- Goal of the exercise
Retype every entry word for word.

- Excerpted records
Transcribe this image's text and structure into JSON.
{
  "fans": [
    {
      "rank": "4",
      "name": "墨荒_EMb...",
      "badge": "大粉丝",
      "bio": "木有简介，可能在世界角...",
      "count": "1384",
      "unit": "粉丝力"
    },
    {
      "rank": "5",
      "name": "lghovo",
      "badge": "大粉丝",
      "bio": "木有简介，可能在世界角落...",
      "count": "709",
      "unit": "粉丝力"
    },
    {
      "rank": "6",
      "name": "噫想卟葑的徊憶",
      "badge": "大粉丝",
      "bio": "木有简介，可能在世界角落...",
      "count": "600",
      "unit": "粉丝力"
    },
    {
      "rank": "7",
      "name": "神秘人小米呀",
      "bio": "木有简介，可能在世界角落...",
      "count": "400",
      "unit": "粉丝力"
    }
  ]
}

- Solution
Transcribe this image's text and structure into JSON.
{
  "fans": [
    {
      "rank": "4",
      "name": "墨荒_EMb...",
      "badge": "大粉丝",
      "bio": "木有简介，可能在世界角...",
      "count": "1384",
      "unit": "粉丝力"
    },
    {
      "rank": "5",
      "name": "lghovo",
      "badge": "大粉丝",
      "bio": "木有简介，可能在世界角落...",
      "count": "709",
      "unit": "粉丝力"
    },
    {
      "rank": "6",
      "name": "噫想卟葑的徊憶",
      "badge": "大粉丝",
      "bio": "木有简介，可能在世界角落...",
      "count": "600",
      "unit": "粉丝力"
    },
    {
      "rank": "7",
      "name": "神秘人小米呀",
      "bio": "木有简介，可能在世界角落...",
      "count": "400",
      "unit": "粉丝力"
    }
  ]
}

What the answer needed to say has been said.